◆ Work to do
Copy out all the entries word for word.

BEGIN Exercise material

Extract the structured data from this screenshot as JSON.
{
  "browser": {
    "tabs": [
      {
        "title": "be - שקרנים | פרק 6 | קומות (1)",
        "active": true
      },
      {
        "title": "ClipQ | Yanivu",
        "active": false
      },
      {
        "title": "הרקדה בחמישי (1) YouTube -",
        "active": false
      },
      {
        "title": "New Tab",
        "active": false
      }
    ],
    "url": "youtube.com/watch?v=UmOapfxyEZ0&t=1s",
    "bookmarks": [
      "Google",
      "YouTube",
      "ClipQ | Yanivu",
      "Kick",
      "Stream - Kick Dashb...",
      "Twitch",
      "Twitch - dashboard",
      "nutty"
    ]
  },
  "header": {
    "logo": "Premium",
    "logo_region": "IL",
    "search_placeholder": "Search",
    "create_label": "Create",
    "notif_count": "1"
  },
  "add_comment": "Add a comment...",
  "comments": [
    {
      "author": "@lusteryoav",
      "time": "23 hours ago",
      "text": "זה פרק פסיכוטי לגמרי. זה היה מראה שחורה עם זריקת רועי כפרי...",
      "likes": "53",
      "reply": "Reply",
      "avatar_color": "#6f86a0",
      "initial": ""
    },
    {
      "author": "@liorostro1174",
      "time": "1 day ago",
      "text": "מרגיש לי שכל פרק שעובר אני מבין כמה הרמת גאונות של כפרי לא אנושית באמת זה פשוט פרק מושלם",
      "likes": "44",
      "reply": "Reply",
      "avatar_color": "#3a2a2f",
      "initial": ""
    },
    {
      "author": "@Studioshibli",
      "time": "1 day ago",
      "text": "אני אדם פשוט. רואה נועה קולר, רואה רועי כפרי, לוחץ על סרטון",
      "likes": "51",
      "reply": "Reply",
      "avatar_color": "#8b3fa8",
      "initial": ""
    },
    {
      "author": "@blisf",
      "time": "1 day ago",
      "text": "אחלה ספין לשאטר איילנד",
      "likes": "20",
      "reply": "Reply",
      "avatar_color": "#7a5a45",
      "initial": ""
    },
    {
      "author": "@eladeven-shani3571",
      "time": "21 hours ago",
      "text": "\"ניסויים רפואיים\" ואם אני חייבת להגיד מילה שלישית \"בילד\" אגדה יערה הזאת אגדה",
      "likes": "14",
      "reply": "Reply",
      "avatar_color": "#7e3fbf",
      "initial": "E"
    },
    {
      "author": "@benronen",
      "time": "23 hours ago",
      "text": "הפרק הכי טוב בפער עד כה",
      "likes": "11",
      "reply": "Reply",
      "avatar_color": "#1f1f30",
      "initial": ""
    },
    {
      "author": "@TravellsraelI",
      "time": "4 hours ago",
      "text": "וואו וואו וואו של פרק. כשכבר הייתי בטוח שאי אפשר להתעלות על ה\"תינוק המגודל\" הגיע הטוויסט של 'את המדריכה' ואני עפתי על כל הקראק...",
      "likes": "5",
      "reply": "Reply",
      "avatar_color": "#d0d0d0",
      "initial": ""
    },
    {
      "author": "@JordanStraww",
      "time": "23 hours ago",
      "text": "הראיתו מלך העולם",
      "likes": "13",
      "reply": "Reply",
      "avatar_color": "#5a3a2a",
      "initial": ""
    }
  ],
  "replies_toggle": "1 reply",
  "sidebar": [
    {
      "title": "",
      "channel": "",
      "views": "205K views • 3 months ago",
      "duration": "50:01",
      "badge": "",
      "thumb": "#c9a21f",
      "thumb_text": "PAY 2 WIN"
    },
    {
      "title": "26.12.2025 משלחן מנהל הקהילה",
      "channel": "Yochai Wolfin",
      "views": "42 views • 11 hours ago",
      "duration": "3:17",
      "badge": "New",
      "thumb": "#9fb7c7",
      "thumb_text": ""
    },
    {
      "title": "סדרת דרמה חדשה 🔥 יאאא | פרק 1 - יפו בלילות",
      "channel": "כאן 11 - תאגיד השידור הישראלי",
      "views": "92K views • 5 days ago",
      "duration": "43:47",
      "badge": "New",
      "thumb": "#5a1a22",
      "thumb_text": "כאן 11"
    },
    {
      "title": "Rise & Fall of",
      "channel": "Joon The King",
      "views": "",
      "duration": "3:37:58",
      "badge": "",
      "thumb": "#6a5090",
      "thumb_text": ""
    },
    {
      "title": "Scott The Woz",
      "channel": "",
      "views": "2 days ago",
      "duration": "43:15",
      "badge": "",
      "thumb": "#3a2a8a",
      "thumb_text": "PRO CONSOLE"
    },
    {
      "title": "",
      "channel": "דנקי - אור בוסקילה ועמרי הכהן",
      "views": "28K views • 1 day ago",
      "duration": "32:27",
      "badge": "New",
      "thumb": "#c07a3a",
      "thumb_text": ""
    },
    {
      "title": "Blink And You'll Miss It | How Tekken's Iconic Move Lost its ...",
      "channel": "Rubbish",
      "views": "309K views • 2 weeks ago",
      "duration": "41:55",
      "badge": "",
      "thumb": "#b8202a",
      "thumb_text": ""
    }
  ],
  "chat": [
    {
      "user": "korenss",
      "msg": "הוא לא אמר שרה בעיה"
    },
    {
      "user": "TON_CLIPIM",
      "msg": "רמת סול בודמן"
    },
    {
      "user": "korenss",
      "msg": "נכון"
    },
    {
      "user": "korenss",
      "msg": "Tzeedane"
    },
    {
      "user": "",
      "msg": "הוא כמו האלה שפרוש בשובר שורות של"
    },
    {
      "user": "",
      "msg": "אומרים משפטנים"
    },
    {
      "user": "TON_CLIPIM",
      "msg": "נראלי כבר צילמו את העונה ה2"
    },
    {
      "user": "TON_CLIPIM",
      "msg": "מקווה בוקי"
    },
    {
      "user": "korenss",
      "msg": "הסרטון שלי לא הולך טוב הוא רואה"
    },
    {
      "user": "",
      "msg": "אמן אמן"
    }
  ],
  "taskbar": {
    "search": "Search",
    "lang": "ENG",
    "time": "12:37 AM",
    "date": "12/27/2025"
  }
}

END Exercise material

◆ Full response
Extract the structured data from this screenshot as JSON.
{
  "browser": {
    "tabs": [
      {
        "title": "be - שקרנים | פרק 6 | קומות (1)",
        "active": true
      },
      {
        "title": "ClipQ | Yanivu",
        "active": false
      },
      {
        "title": "הרקדה בחמישי (1) YouTube -",
        "active": false
      },
      {
        "title": "New Tab",
        "active": false
      }
    ],
    "url": "youtube.com/watch?v=UmOapfxyEZ0&t=1s",
    "bookmarks": [
      "Google",
      "YouTube",
      "ClipQ | Yanivu",
      "Kick",
      "Stream - Kick Dashb...",
      "Twitch",
      "Twitch - dashboard",
      "nutty"
    ]
  },
  "header": {
    "logo": "Premium",
    "logo_region": "IL",
    "search_placeholder": "Search",
    "create_label": "Create",
    "notif_count": "1"
  },
  "add_comment": "Add a comment...",
  "comments": [
    {
      "author": "@lusteryoav",
      "time": "23 hours ago",
      "text": "זה פרק פסיכוטי לגמרי. זה היה מראה שחורה עם זריקת רועי כפרי...",
      "likes": "53",
      "reply": "Reply",
      "avatar_color": "#6f86a0",
      "initial": ""
    },
    {
      "author": "@liorostro1174",
      "time": "1 day ago",
      "text": "מרגיש לי שכל פרק שעובר אני מבין כמה הרמת גאונות של כפרי לא אנושית באמת זה פשוט פרק מושלם",
      "likes": "44",
      "reply": "Reply",
      "avatar_color": "#3a2a2f",
      "initial": ""
    },
    {
      "author": "@Studioshibli",
      "time": "1 day ago",
      "text": "אני אדם פשוט. רואה נועה קולר, רואה רועי כפרי, לוחץ על סרטון",
      "likes": "51",
      "reply": "Reply",
      "avatar_color": "#8b3fa8",
      "initial": ""
    },
    {
      "author": "@blisf",
      "time": "1 day ago",
      "text": "אחלה ספין לשאטר איילנד",
      "likes": "20",
      "reply": "Reply",
      "avatar_color": "#7a5a45",
      "initial": ""
    },
    {
      "author": "@eladeven-shani3571",
      "time": "21 hours ago",
      "text": "\"ניסויים רפואיים\" ואם אני חייבת להגיד מילה שלישית \"בילד\" אגדה יערה הזאת אגדה",
      "likes": "14",
      "reply": "Reply",
      "avatar_color": "#7e3fbf",
      "initial": "E"
    },
    {
      "author": "@benronen",
      "time": "23 hours ago",
      "text": "הפרק הכי טוב בפער עד כה",
      "likes": "11",
      "reply": "Reply",
      "avatar_color": "#1f1f30",
      "initial": ""
    },
    {
      "author": "@TravellsraelI",
      "time": "4 hours ago",
      "text": "וואו וואו וואו של פרק. כשכבר הייתי בטוח שאי אפשר להתעלות על ה\"תינוק המגודל\" הגיע הטוויסט של 'את המדריכה' ואני עפתי על כל הקראק...",
      "likes": "5",
      "reply": "Reply",
      "avatar_color": "#d0d0d0",
      "initial": ""
    },
    {
      "author": "@JordanStraww",
      "time": "23 hours ago",
      "text": "הראיתו מלך העולם",
      "likes": "13",
      "reply": "Reply",
      "avatar_color": "#5a3a2a",
      "initial": ""
    }
  ],
  "replies_toggle": "1 reply",
  "sidebar": [
    {
      "title": "",
      "channel": "",
      "views": "205K views • 3 months ago",
      "duration": "50:01",
      "badge": "",
      "thumb": "#c9a21f",
      "thumb_text": "PAY 2 WIN"
    },
    {
      "title": "26.12.2025 משלחן מנהל הקהילה",
      "channel": "Yochai Wolfin",
      "views": "42 views • 11 hours ago",
      "duration": "3:17",
      "badge": "New",
      "thumb": "#9fb7c7",
      "thumb_text": ""
    },
    {
      "title": "סדרת דרמה חדשה 🔥 יאאא | פרק 1 - יפו בלילות",
      "channel": "כאן 11 - תאגיד השידור הישראלי",
      "views": "92K views • 5 days ago",
      "duration": "43:47",
      "badge": "New",
      "thumb": "#5a1a22",
      "thumb_text": "כאן 11"
    },
    {
      "title": "Rise & Fall of",
      "channel": "Joon The King",
      "views": "",
      "duration": "3:37:58",
      "badge": "",
      "thumb": "#6a5090",
      "thumb_text": ""
    },
    {
      "title": "Scott The Woz",
      "channel": "",
      "views": "2 days ago",
      "duration": "43:15",
      "badge": "",
      "thumb": "#3a2a8a",
      "thumb_text": "PRO CONSOLE"
    },
    {
      "title": "",
      "channel": "דנקי - אור בוסקילה ועמרי הכהן",
      "views": "28K views • 1 day ago",
      "duration": "32:27",
      "badge": "New",
      "thumb": "#c07a3a",
      "thumb_text": ""
    },
    {
      "title": "Blink And You'll Miss It | How Tekken's Iconic Move Lost its ...",
      "channel": "Rubbish",
      "views": "309K views • 2 weeks ago",
      "duration": "41:55",
      "badge": "",
      "thumb": "#b8202a",
      "thumb_text": ""
    }
  ],
  "chat": [
    {
      "user": "korenss",
      "msg": "הוא לא אמר שרה בעיה"
    },
    {
      "user": "TON_CLIPIM",
      "msg": "רמת סול בודמן"
    },
    {
      "user": "korenss",
      "msg": "נכון"
    },
    {
      "user": "korenss",
      "msg": "Tzeedane"
    },
    {
      "user": "",
      "msg": "הוא כמו האלה שפרוש בשובר שורות של"
    },
    {
      "user": "",
      "msg": "אומרים משפטנים"
    },
    {
      "user": "TON_CLIPIM",
      "msg": "נראלי כבר צילמו את העונה ה2"
    },
    {
      "user": "TON_CLIPIM",
      "msg": "מקווה בוקי"
    },
    {
      "user": "korenss",
      "msg": "הסרטון שלי לא הולך טוב הוא רואה"
    },
    {
      "user": "",
      "msg": "אמן אמן"
    }
  ],
  "taskbar": {
    "search": "Search",
    "lang": "ENG",
    "time": "12:37 AM",
    "date": "12/27/2025"
  }
}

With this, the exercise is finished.